[TASK PROMPT] Reproduce each line from the records that holds "time".

##### AVAILABLE RECORDS #####

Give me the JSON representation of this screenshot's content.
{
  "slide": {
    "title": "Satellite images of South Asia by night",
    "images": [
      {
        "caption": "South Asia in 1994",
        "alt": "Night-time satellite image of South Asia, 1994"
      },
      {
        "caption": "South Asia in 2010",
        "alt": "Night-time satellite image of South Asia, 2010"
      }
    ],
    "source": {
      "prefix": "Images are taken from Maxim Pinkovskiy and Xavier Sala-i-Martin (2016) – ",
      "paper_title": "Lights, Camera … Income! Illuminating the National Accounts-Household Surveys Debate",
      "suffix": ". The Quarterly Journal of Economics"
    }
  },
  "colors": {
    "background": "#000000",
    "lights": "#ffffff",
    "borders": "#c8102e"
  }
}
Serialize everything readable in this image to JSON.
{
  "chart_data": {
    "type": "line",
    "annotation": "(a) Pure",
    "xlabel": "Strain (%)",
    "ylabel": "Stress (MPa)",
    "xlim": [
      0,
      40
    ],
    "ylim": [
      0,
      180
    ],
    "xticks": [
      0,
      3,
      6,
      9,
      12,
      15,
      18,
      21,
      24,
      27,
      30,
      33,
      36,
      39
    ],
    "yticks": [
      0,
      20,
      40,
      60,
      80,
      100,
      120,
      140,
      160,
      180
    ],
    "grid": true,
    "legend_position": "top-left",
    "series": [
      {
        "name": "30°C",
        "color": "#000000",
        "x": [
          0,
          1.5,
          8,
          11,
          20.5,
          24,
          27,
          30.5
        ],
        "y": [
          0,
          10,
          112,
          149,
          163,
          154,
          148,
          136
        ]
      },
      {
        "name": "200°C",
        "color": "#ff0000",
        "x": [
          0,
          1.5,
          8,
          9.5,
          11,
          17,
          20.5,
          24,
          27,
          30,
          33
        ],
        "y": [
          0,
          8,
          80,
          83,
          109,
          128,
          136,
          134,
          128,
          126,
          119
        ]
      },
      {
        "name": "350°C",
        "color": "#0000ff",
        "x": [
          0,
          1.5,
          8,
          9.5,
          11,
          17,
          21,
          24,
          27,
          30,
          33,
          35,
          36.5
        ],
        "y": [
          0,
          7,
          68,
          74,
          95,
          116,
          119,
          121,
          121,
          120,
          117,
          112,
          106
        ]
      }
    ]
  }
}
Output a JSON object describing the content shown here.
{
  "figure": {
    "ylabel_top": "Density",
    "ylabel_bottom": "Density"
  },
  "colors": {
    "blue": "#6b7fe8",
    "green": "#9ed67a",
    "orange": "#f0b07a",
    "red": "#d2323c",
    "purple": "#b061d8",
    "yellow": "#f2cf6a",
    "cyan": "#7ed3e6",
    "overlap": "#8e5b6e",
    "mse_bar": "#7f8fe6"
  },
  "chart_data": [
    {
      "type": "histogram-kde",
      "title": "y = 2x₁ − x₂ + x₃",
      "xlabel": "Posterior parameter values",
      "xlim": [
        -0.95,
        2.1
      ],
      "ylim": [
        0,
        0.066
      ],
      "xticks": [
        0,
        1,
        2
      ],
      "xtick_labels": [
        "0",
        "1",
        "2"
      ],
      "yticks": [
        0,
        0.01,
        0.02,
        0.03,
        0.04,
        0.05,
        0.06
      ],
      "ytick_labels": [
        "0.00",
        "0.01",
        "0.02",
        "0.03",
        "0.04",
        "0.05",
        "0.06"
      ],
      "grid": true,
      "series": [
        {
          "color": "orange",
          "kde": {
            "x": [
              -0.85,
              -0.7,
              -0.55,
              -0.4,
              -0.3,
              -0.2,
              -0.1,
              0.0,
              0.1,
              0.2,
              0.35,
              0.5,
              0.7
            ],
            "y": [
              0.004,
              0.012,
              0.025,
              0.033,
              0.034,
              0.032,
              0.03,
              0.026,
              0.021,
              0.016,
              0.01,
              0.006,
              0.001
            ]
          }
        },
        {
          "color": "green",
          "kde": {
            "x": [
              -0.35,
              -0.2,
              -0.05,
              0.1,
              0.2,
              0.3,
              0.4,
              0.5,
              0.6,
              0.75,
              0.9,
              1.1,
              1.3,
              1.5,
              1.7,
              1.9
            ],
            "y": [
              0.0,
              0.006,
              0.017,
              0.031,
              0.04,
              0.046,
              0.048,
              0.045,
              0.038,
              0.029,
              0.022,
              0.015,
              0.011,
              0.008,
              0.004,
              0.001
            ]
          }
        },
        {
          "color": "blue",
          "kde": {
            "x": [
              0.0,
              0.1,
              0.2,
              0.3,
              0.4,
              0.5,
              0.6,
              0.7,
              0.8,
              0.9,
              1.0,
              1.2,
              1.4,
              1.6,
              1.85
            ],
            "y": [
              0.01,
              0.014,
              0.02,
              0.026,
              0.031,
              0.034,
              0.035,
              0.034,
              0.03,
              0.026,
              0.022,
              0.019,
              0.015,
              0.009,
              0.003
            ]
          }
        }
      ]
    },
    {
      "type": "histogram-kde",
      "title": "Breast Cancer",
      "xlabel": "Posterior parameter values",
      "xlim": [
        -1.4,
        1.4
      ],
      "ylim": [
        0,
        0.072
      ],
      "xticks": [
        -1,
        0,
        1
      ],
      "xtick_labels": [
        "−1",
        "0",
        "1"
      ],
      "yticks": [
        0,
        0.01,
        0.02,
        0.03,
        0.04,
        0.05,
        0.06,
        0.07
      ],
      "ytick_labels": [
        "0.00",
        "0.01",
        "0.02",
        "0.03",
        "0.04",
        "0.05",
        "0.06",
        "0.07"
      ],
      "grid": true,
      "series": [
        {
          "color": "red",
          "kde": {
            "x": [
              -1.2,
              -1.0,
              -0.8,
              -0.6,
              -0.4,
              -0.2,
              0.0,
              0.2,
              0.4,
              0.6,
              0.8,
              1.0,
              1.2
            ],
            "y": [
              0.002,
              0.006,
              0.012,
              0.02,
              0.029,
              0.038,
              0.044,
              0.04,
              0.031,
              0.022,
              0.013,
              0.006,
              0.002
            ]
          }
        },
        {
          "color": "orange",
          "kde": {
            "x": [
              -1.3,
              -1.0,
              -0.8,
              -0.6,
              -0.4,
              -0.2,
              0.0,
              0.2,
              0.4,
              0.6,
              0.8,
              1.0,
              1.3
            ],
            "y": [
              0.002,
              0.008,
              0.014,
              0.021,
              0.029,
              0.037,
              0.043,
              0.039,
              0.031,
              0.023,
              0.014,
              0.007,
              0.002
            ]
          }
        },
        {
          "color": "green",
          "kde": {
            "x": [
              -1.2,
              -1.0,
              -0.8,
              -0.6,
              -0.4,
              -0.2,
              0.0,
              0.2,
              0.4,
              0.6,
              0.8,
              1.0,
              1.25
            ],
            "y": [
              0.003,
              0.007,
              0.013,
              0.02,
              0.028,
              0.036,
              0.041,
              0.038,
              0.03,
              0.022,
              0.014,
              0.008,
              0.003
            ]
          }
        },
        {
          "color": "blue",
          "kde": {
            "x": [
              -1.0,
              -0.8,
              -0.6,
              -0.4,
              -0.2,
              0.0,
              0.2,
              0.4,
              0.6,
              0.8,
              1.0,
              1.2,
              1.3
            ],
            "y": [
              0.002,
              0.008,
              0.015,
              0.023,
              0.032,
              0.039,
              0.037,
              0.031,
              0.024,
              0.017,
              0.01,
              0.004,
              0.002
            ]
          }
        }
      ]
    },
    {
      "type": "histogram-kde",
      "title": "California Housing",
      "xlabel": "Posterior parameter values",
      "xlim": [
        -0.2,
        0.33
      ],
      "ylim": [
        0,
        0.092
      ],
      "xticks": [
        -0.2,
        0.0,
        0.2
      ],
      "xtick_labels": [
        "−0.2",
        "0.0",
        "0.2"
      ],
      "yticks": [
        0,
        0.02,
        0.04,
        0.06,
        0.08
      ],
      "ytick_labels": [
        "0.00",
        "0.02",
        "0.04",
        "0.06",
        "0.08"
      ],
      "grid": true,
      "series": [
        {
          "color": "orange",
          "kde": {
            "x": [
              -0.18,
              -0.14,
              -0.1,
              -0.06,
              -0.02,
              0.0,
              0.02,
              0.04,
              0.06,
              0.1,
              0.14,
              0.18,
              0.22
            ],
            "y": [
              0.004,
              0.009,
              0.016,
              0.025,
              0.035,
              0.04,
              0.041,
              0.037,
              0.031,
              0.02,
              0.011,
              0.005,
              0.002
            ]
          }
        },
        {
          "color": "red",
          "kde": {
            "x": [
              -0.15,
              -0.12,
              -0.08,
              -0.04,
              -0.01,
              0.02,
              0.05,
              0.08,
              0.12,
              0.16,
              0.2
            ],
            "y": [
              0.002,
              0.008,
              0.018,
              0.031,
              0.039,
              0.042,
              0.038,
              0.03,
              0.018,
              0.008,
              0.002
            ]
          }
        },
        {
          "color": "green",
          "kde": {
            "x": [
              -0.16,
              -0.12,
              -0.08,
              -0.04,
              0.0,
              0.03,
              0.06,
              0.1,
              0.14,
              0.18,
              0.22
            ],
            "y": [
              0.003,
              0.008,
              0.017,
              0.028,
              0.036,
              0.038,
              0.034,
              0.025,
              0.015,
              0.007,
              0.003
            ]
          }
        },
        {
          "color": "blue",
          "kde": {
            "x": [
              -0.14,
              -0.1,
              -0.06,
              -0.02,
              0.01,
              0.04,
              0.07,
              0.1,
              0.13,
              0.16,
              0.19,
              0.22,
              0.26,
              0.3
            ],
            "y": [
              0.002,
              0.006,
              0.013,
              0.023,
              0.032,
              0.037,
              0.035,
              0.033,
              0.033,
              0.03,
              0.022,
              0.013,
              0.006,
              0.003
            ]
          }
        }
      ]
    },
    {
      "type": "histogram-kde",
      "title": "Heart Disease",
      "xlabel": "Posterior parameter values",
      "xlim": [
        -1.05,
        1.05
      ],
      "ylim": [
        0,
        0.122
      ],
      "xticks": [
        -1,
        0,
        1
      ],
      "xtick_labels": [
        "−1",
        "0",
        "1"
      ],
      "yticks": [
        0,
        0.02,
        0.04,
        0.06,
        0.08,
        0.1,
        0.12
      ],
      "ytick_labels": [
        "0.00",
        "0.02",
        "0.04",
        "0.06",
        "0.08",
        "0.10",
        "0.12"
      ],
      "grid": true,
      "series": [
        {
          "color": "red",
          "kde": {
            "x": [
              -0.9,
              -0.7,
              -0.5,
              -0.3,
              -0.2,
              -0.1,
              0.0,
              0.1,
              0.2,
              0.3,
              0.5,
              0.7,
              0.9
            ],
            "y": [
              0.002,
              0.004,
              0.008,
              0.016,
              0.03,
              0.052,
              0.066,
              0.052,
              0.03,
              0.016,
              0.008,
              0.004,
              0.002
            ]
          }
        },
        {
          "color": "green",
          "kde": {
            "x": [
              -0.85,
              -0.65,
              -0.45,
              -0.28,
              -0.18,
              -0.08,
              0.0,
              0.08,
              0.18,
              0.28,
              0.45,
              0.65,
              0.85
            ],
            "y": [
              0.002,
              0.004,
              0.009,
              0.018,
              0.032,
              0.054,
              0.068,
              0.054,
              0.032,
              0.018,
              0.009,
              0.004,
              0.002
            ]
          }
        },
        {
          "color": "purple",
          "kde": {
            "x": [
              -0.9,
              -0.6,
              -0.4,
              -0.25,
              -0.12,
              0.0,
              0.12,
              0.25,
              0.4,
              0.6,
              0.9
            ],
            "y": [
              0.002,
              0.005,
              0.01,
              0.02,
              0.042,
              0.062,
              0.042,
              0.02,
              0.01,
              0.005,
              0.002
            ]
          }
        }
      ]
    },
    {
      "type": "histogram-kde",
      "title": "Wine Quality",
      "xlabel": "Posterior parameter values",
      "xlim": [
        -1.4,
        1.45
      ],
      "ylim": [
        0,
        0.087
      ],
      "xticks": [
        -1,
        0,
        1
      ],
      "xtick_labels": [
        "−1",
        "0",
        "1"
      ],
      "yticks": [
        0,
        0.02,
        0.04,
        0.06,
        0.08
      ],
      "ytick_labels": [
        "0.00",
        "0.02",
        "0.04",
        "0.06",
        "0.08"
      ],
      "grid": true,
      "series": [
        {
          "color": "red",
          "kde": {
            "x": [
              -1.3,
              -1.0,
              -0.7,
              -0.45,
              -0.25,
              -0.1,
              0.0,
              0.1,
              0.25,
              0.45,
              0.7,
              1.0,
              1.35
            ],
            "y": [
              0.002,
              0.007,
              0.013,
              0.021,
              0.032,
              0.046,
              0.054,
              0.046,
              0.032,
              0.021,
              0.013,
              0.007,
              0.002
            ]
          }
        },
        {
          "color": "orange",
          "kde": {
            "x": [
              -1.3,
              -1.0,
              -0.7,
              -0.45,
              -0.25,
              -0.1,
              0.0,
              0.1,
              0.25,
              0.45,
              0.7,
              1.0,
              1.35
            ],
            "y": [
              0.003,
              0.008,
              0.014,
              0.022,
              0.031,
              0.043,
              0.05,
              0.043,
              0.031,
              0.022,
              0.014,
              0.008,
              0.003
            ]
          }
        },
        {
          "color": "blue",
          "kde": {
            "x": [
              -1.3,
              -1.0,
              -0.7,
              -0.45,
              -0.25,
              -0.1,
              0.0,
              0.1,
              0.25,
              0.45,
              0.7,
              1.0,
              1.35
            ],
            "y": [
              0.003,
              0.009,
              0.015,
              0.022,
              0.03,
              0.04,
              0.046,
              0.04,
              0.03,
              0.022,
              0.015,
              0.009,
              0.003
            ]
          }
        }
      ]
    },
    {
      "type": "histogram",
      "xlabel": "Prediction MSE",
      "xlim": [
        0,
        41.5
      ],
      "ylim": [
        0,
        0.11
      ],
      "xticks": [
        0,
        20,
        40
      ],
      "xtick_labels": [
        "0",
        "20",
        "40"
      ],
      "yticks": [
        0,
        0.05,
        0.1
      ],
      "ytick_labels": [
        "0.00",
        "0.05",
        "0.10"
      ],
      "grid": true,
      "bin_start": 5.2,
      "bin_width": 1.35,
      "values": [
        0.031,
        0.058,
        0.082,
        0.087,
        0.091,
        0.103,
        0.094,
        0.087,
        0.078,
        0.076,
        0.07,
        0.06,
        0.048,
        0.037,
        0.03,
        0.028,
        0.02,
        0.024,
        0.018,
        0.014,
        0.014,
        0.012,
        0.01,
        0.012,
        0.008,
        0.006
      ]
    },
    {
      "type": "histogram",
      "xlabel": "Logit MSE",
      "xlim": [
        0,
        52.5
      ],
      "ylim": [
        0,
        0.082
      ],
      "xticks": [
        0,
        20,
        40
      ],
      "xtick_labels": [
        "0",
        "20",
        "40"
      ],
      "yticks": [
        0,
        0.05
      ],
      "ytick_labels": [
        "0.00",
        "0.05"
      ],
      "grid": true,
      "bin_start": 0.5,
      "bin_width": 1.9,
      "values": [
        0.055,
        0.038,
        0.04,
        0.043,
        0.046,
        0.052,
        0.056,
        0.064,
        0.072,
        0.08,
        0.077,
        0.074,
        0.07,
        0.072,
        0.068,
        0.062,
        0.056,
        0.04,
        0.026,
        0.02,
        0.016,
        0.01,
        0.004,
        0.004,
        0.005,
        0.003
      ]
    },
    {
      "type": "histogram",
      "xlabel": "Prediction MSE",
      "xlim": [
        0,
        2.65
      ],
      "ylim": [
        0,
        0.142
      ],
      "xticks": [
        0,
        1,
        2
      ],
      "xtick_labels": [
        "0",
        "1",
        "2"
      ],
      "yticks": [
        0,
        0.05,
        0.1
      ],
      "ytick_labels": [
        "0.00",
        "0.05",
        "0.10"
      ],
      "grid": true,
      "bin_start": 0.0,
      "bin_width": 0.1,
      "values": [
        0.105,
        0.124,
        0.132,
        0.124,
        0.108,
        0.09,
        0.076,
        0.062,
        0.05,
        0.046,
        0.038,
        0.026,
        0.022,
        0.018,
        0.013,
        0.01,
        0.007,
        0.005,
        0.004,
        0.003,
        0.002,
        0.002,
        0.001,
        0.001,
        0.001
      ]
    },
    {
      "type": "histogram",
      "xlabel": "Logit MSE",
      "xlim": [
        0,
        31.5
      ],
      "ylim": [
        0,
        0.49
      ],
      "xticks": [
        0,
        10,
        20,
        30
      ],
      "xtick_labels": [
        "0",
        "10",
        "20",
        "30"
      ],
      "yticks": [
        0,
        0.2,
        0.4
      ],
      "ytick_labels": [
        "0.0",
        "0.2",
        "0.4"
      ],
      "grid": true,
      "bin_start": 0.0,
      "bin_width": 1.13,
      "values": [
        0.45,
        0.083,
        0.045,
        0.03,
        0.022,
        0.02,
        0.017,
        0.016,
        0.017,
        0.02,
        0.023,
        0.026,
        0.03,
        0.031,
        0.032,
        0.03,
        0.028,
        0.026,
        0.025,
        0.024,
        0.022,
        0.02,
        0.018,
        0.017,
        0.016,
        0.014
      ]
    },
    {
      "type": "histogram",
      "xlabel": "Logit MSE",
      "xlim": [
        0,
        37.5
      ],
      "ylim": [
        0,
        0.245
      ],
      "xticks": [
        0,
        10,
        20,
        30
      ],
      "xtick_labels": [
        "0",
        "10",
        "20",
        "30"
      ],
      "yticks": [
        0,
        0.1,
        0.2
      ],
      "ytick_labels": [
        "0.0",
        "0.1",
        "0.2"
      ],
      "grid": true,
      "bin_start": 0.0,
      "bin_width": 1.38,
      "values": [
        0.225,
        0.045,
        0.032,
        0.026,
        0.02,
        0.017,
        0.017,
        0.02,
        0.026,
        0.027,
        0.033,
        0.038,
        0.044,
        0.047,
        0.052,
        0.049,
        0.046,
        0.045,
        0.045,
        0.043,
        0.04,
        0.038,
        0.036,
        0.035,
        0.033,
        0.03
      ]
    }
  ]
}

#####

[EXERCISE ANSWER]
        "alt": "Night-time satellite image of South Asia, 1994"
        "alt": "Night-time satellite image of South Asia, 2010"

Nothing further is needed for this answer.